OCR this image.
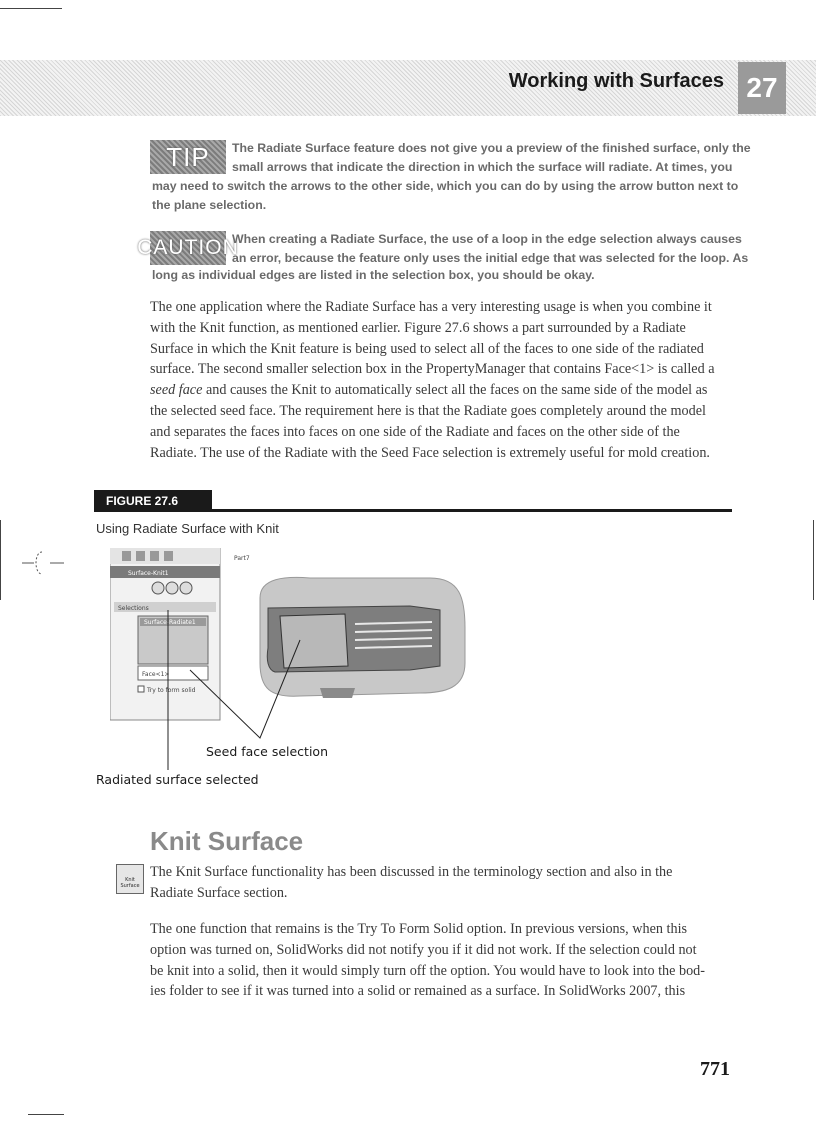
Working with Surfaces 27
TIP	The Radiate Surface feature does not give you a preview of the finished surface, only the
small arrows that indicate the direction in which the surface will radiate. At times, you
may need to switch the arrows to the other side, which you can do by using the arrow button next to
the plane selection.
CAUTION
When creating a Radiate Surface, the use of a loop in the edge selection always causes
an error, because the feature only uses the initial edge that was selected for the loop. As
long as individual edges are listed in the selection box, you should be okay.
The one application where the Radiate Surface has a very interesting usage is when you combine it
with the Knit function, as mentioned earlier. Figure 27.6 shows a part surrounded by a Radiate
Surface in which the Knit feature is being used to select all of the faces to one side of the radiated
surface. The second smaller selection box in the PropertyManager that contains Face<1> is called a
seed face and causes the Knit to automatically select all the faces on the same side of the model as
the selected seed face. The requirement here is that the Radiate goes completely around the model
and separates the faces into faces on one side of the Radiate and faces on the other side of the
Radiate. The use of the Radiate with the Seed Face selection is extremely useful for mold creation.
FIGURE 27.6
Using Radiate Surface with Knit
Surface-Knit1
Selections
Surface-Radiate1
Face<1>
Try to form solid
Part7
Seed face selection
Radiated surface selected
Knit Surface
Knit
Surface
The Knit Surface functionality has been discussed in the terminology section and also in the
Radiate Surface section.
The one function that remains is the Try To Form Solid option. In previous versions, when this
option was turned on, SolidWorks did not notify you if it did not work. If the selection could not
be knit into a solid, then it would simply turn off the option. You would have to look into the bod-
ies folder to see if it was turned into a solid or remained as a surface. In SolidWorks 2007, this
771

——————————

▶ _Objective_
The material above holds pictures; copy everything else in it exactly.

▶ _Correct result_
OCR this image.
Working with Surfaces 27
TIP	The Radiate Surface feature does not give you a preview of the finished surface, only the
small arrows that indicate the direction in which the surface will radiate. At times, you
may need to switch the arrows to the other side, which you can do by using the arrow button next to
the plane selection.
CAUTION
When creating a Radiate Surface, the use of a loop in the edge selection always causes
an error, because the feature only uses the initial edge that was selected for the loop. As
long as individual edges are listed in the selection box, you should be okay.
The one application where the Radiate Surface has a very interesting usage is when you combine it
with the Knit function, as mentioned earlier. Figure 27.6 shows a part surrounded by a Radiate
Surface in which the Knit feature is being used to select all of the faces to one side of the radiated
surface. The second smaller selection box in the PropertyManager that contains Face<1> is called a
seed face and causes the Knit to automatically select all the faces on the same side of the model as
the selected seed face. The requirement here is that the Radiate goes completely around the model
and separates the faces into faces on one side of the Radiate and faces on the other side of the
Radiate. The use of the Radiate with the Seed Face selection is extremely useful for mold creation.
FIGURE 27.6
Using Radiate Surface with Knit
Surface-Knit1
Selections
Surface-Radiate1
Face<1>
Try to form solid
Part7
Seed face selection
Radiated surface selected
Knit Surface
Knit
Surface
The Knit Surface functionality has been discussed in the terminology section and also in the
Radiate Surface section.
The one function that remains is the Try To Form Solid option. In previous versions, when this
option was turned on, SolidWorks did not notify you if it did not work. If the selection could not
be knit into a solid, then it would simply turn off the option. You would have to look into the bod-
ies folder to see if it was turned into a solid or remained as a surface. In SolidWorks 2007, this
771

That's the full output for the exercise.